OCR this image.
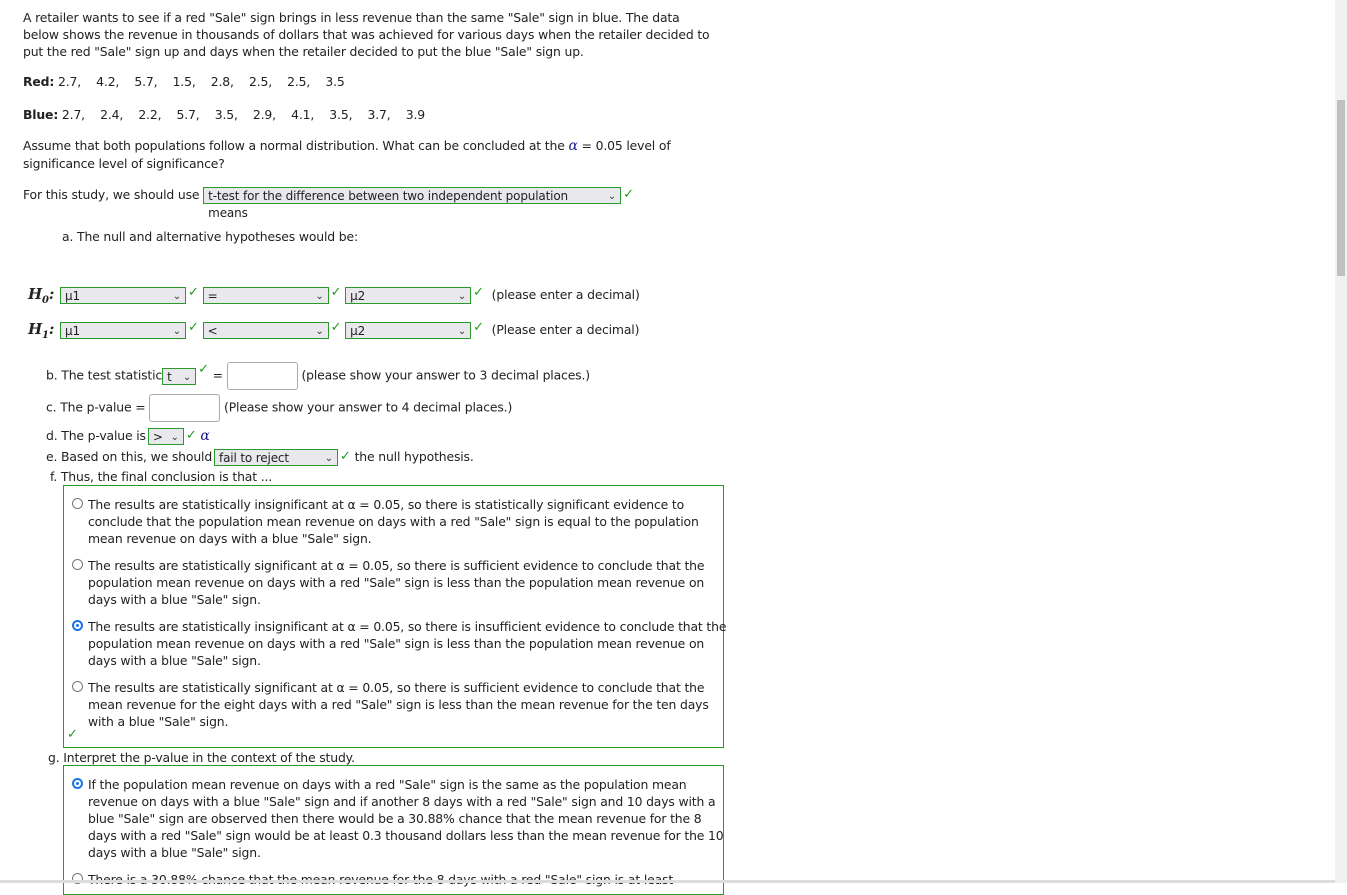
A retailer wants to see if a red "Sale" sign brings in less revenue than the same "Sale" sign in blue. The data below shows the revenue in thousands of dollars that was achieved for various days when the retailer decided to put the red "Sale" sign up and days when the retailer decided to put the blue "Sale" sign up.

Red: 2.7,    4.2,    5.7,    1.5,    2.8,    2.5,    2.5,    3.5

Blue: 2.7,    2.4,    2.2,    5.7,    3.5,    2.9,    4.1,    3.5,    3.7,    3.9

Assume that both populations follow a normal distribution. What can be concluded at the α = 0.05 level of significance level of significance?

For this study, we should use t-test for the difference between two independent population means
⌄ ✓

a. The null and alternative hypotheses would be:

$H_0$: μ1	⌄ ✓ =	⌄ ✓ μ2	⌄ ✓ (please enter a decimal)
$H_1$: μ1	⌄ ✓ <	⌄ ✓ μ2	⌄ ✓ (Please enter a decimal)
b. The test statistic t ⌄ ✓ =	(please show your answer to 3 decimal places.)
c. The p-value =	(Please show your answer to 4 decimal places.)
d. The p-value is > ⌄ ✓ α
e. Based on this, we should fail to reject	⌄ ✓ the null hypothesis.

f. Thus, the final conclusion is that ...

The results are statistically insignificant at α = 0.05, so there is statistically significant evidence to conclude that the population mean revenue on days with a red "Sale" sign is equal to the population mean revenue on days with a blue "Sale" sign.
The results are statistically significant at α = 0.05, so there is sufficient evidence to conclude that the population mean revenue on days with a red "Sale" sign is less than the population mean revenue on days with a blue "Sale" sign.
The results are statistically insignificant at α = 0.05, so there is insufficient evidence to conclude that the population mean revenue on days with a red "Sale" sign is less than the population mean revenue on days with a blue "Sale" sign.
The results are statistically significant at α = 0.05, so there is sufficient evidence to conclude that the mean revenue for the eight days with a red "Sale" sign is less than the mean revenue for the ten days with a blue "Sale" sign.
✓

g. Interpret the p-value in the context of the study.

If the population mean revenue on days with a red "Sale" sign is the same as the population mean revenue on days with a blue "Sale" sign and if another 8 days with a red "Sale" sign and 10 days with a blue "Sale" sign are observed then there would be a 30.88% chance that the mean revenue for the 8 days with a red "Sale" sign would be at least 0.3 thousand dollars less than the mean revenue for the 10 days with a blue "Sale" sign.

### Written request:
Pictures stay out; reproduce every line of the records exactly.

### Answer for this exercise:
OCR this image.
A retailer wants to see if a red "Sale" sign brings in less revenue than the same "Sale" sign in blue. The data below shows the revenue in thousands of dollars that was achieved for various days when the retailer decided to put the red "Sale" sign up and days when the retailer decided to put the blue "Sale" sign up.

Red: 2.7,    4.2,    5.7,    1.5,    2.8,    2.5,    2.5,    3.5

Blue: 2.7,    2.4,    2.2,    5.7,    3.5,    2.9,    4.1,    3.5,    3.7,    3.9

Assume that both populations follow a normal distribution. What can be concluded at the α = 0.05 level of significance level of significance?

For this study, we should use t-test for the difference between two independent population means
⌄ ✓

a. The null and alternative hypotheses would be:

$H_0$: μ1	⌄ ✓ =	⌄ ✓ μ2	⌄ ✓ (please enter a decimal)
$H_1$: μ1	⌄ ✓ <	⌄ ✓ μ2	⌄ ✓ (Please enter a decimal)
b. The test statistic t ⌄ ✓ =	(please show your answer to 3 decimal places.)
c. The p-value =	(Please show your answer to 4 decimal places.)
d. The p-value is > ⌄ ✓ α
e. Based on this, we should fail to reject	⌄ ✓ the null hypothesis.

f. Thus, the final conclusion is that ...

The results are statistically insignificant at α = 0.05, so there is statistically significant evidence to conclude that the population mean revenue on days with a red "Sale" sign is equal to the population mean revenue on days with a blue "Sale" sign.
The results are statistically significant at α = 0.05, so there is sufficient evidence to conclude that the population mean revenue on days with a red "Sale" sign is less than the population mean revenue on days with a blue "Sale" sign.
The results are statistically insignificant at α = 0.05, so there is insufficient evidence to conclude that the population mean revenue on days with a red "Sale" sign is less than the population mean revenue on days with a blue "Sale" sign.
The results are statistically significant at α = 0.05, so there is sufficient evidence to conclude that the mean revenue for the eight days with a red "Sale" sign is less than the mean revenue for the ten days with a blue "Sale" sign.
✓

g. Interpret the p-value in the context of the study.

If the population mean revenue on days with a red "Sale" sign is the same as the population mean revenue on days with a blue "Sale" sign and if another 8 days with a red "Sale" sign and 10 days with a blue "Sale" sign are observed then there would be a 30.88% chance that the mean revenue for the 8 days with a red "Sale" sign would be at least 0.3 thousand dollars less than the mean revenue for the 10 days with a blue "Sale" sign.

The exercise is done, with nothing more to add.